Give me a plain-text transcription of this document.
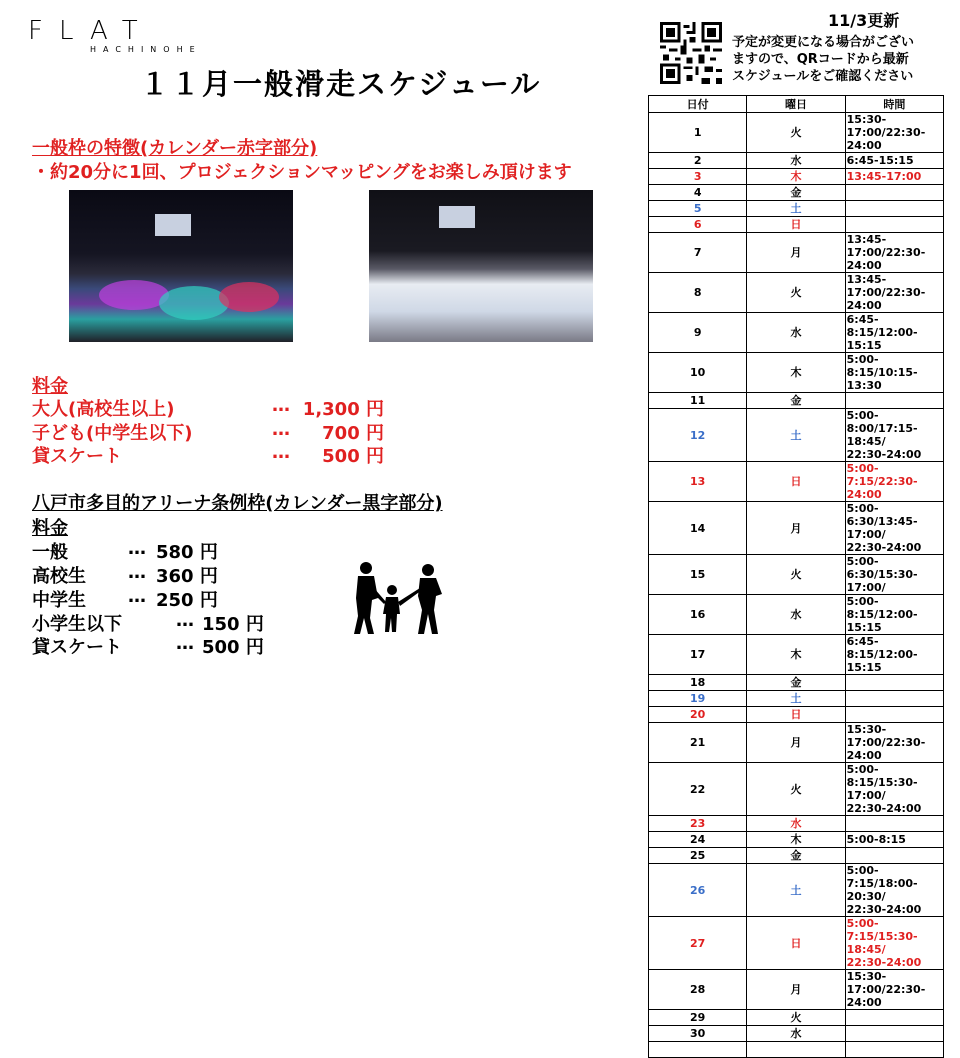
FLAT
HACHINOHE
１１月一般滑走スケジュール
一般枠の特徴(カレンダー赤字部分)
・約20分に1回、プロジェクションマッピングをお楽しみ頂けます
料金
大人(高校生以上)	… 1,300 円
子ども(中学生以下)	… 700 円
貸スケート	… 500 円
八戸市多目的アリーナ条例枠(カレンダー黒字部分)
料金
一般	… 580 円
高校生 … 360 円
中学生 … 250 円
小学生以下	… 150 円
貸スケート	… 500 円
11/3更新
予定が変更になる場合がござい
ますので、QRコードから最新
スケジュールをご確認ください
日付	曜日	時間
1	火	15:30-17:00/22:30-24:00
2	水	6:45-15:15
3	木	13:45-17:00
4	金	
5	土	
6	日	
7	月	13:45-17:00/22:30-24:00
8	火	13:45-17:00/22:30-24:00
9	水	6:45-8:15/12:00-15:15
10	木	5:00-8:15/10:15-13:30
11	金	
12	土	5:00-8:00/17:15-18:45/
22:30-24:00
13	日	5:00-7:15/22:30-24:00
14	月	5:00-6:30/13:45-17:00/
22:30-24:00
15	火	5:00-6:30/15:30-17:00/
16	水	5:00-8:15/12:00-15:15
17	木	6:45-8:15/12:00-15:15
18	金	
19	土	
20	日	
21	月	15:30-17:00/22:30-24:00
22	火	5:00-8:15/15:30-17:00/
22:30-24:00
23	水	
24	木	5:00-8:15
25	金	
26	土	5:00-7:15/18:00-20:30/
22:30-24:00
27	日	5:00-7:15/15:30-18:45/
22:30-24:00
28	月	15:30-17:00/22:30-24:00
29	火	
30	水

» **INSTRUCTIONS TO FOLLOW**: The records above are to be restated exactly, without their pictures.

» **SOLUTION TO THIS TASK**:
Give me a plain-text transcription of this document.
FLAT
HACHINOHE
１１月一般滑走スケジュール
一般枠の特徴(カレンダー赤字部分)
・約20分に1回、プロジェクションマッピングをお楽しみ頂けます
料金
大人(高校生以上)	… 1,300 円
子ども(中学生以下)	… 700 円
貸スケート	… 500 円
八戸市多目的アリーナ条例枠(カレンダー黒字部分)
料金
一般	… 580 円
高校生 … 360 円
中学生 … 250 円
小学生以下	… 150 円
貸スケート	… 500 円
11/3更新
予定が変更になる場合がござい
ますので、QRコードから最新
スケジュールをご確認ください
日付	曜日	時間
1	火	15:30-17:00/22:30-24:00
2	水	6:45-15:15
3	木	13:45-17:00
4	金	
5	土	
6	日	
7	月	13:45-17:00/22:30-24:00
8	火	13:45-17:00/22:30-24:00
9	水	6:45-8:15/12:00-15:15
10	木	5:00-8:15/10:15-13:30
11	金	
12	土	5:00-8:00/17:15-18:45/
22:30-24:00
13	日	5:00-7:15/22:30-24:00
14	月	5:00-6:30/13:45-17:00/
22:30-24:00
15	火	5:00-6:30/15:30-17:00/
16	水	5:00-8:15/12:00-15:15
17	木	6:45-8:15/12:00-15:15
18	金	
19	土	
20	日	
21	月	15:30-17:00/22:30-24:00
22	火	5:00-8:15/15:30-17:00/
22:30-24:00
23	水	
24	木	5:00-8:15
25	金	
26	土	5:00-7:15/18:00-20:30/
22:30-24:00
27	日	5:00-7:15/15:30-18:45/
22:30-24:00
28	月	15:30-17:00/22:30-24:00
29	火	
30	水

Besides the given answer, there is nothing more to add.